**Dataset rows:**
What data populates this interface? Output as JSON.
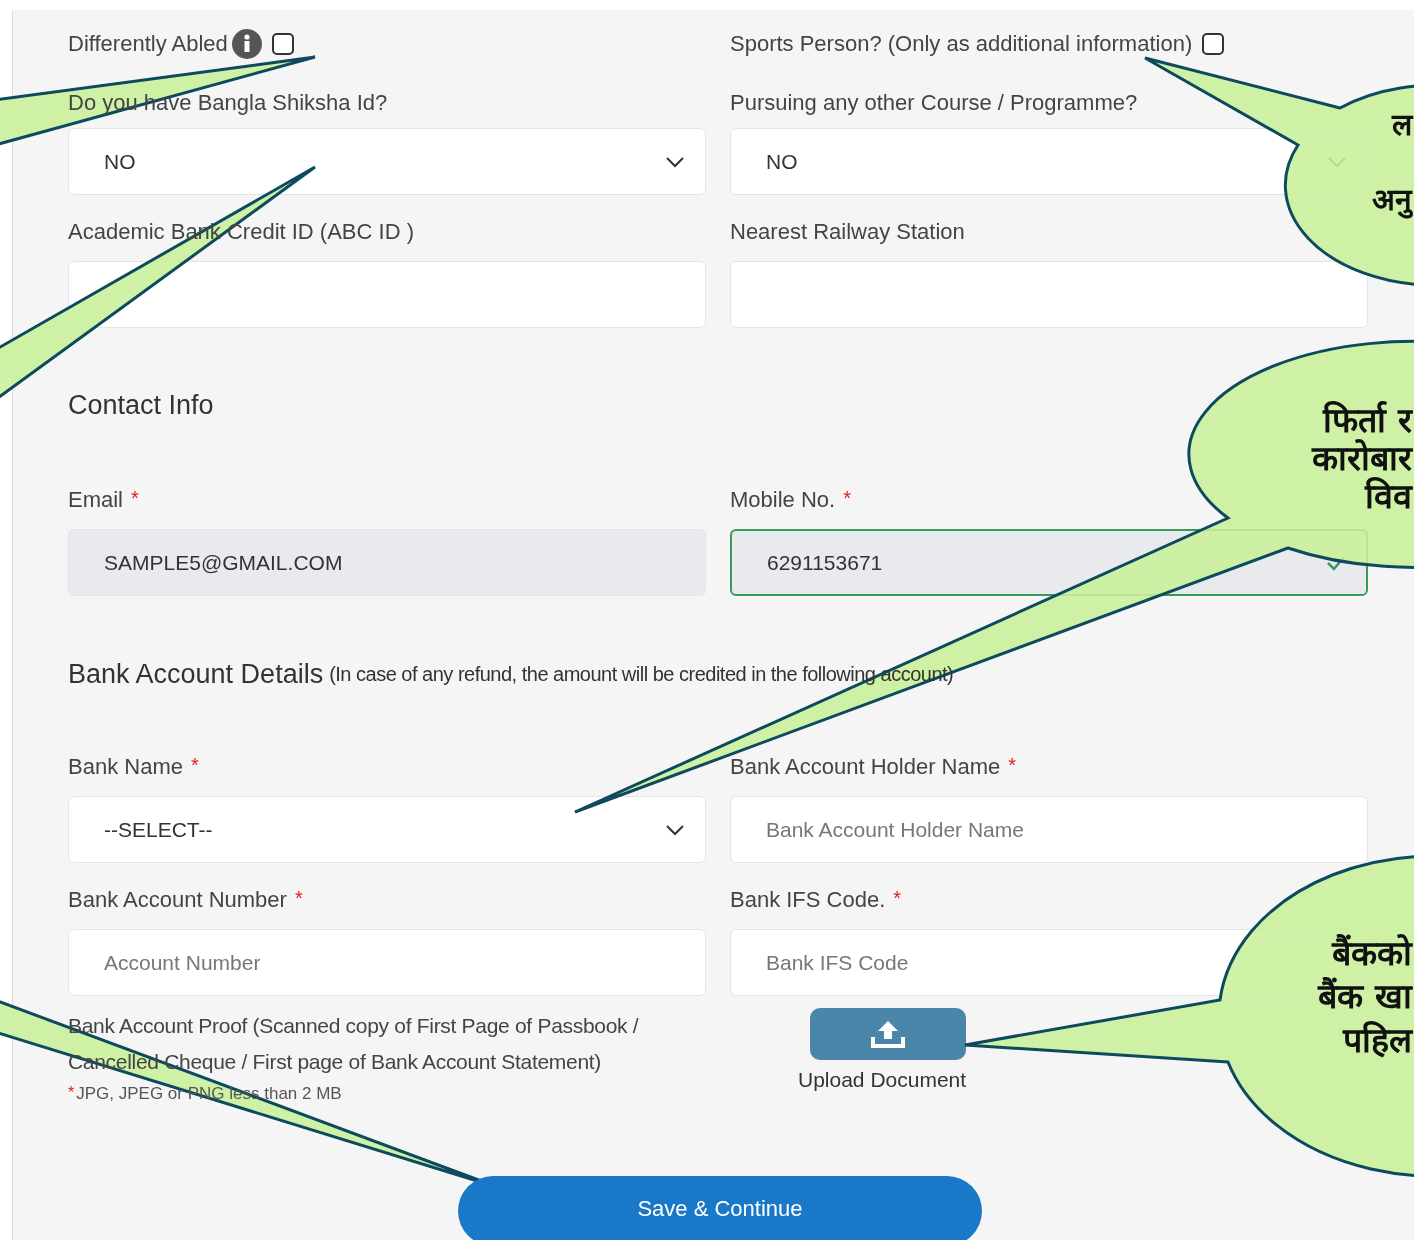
{
  "checkboxes": [
    {
      "label": "Differently Abled",
      "info": true,
      "checked": false
    },
    {
      "label": "Sports Person? (Only as additional information)",
      "info": false,
      "checked": false
    }
  ],
  "top_rows": [
    [
      {
        "label": "Do you have Bangla Shiksha Id?",
        "kind": "select",
        "value": "NO"
      },
      {
        "label": "Pursuing any other Course / Programme?",
        "kind": "select",
        "value": "NO"
      }
    ],
    [
      {
        "label": "Academic Bank Credit ID (ABC ID )",
        "kind": "input"
      },
      {
        "label": "Nearest Railway Station",
        "kind": "input"
      }
    ]
  ],
  "contact": {
    "title": "Contact Info",
    "rows": [
      [
        {
          "label": "Email",
          "required": "*",
          "kind": "readonly",
          "value": "SAMPLE5@GMAIL.COM"
        },
        {
          "label": "Mobile No.",
          "required": "*",
          "kind": "valid",
          "value": "6291153671"
        }
      ]
    ]
  },
  "bank": {
    "title": "Bank Account Details",
    "note": "(In case of any refund, the amount will be credited in the following account)",
    "rows": [
      [
        {
          "label": "Bank Name",
          "required": "*",
          "kind": "select",
          "value": "--SELECT--"
        },
        {
          "label": "Bank Account Holder Name",
          "required": "*",
          "kind": "input",
          "placeholder": "Bank Account Holder Name"
        }
      ],
      [
        {
          "label": "Bank Account Number",
          "required": "*",
          "kind": "input",
          "placeholder": "Account Number"
        },
        {
          "label": "Bank IFS Code.",
          "required": "*",
          "kind": "input",
          "placeholder": "Bank IFS Code"
        }
      ]
    ],
    "proof": {
      "label": "Bank Account Proof (Scanned copy of First Page of Passbook / Cancelled Cheque / First page of Bank Account Statement)",
      "required": "*",
      "note": "JPG, JPEG or PNG less than 2 MB",
      "upload_label": "Upload Document"
    }
  },
  "submit": "Save & Continue",
  "callouts": [
    {
      "lines": [
        "ल",
        "अनु"
      ]
    },
    {
      "lines": [
        "फिर्ता र",
        "कारोबार",
        "विव"
      ]
    },
    {
      "lines": [
        "बैंकको",
        "बैंक खा",
        "पहिल"
      ]
    }
  ]
}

**Directions for this task:**
Reproduce the records above exactly, leaving out every picture they contain.

**Task result:**
What data populates this interface? Output as JSON.
{
  "checkboxes": [
    {
      "label": "Differently Abled",
      "info": true,
      "checked": false
    },
    {
      "label": "Sports Person? (Only as additional information)",
      "info": false,
      "checked": false
    }
  ],
  "top_rows": [
    [
      {
        "label": "Do you have Bangla Shiksha Id?",
        "kind": "select",
        "value": "NO"
      },
      {
        "label": "Pursuing any other Course / Programme?",
        "kind": "select",
        "value": "NO"
      }
    ],
    [
      {
        "label": "Academic Bank Credit ID (ABC ID )",
        "kind": "input"
      },
      {
        "label": "Nearest Railway Station",
        "kind": "input"
      }
    ]
  ],
  "contact": {
    "title": "Contact Info",
    "rows": [
      [
        {
          "label": "Email",
          "required": "*",
          "kind": "readonly",
          "value": "SAMPLE5@GMAIL.COM"
        },
        {
          "label": "Mobile No.",
          "required": "*",
          "kind": "valid",
          "value": "6291153671"
        }
      ]
    ]
  },
  "bank": {
    "title": "Bank Account Details",
    "note": "(In case of any refund, the amount will be credited in the following account)",
    "rows": [
      [
        {
          "label": "Bank Name",
          "required": "*",
          "kind": "select",
          "value": "--SELECT--"
        },
        {
          "label": "Bank Account Holder Name",
          "required": "*",
          "kind": "input",
          "placeholder": "Bank Account Holder Name"
        }
      ],
      [
        {
          "label": "Bank Account Number",
          "required": "*",
          "kind": "input",
          "placeholder": "Account Number"
        },
        {
          "label": "Bank IFS Code.",
          "required": "*",
          "kind": "input",
          "placeholder": "Bank IFS Code"
        }
      ]
    ],
    "proof": {
      "label": "Bank Account Proof (Scanned copy of First Page of Passbook / Cancelled Cheque / First page of Bank Account Statement)",
      "required": "*",
      "note": "JPG, JPEG or PNG less than 2 MB",
      "upload_label": "Upload Document"
    }
  },
  "submit": "Save & Continue",
  "callouts": [
    {
      "lines": [
        "ल",
        "अनु"
      ]
    },
    {
      "lines": [
        "फिर्ता र",
        "कारोबार",
        "विव"
      ]
    },
    {
      "lines": [
        "बैंकको",
        "बैंक खा",
        "पहिल"
      ]
    }
  ]
}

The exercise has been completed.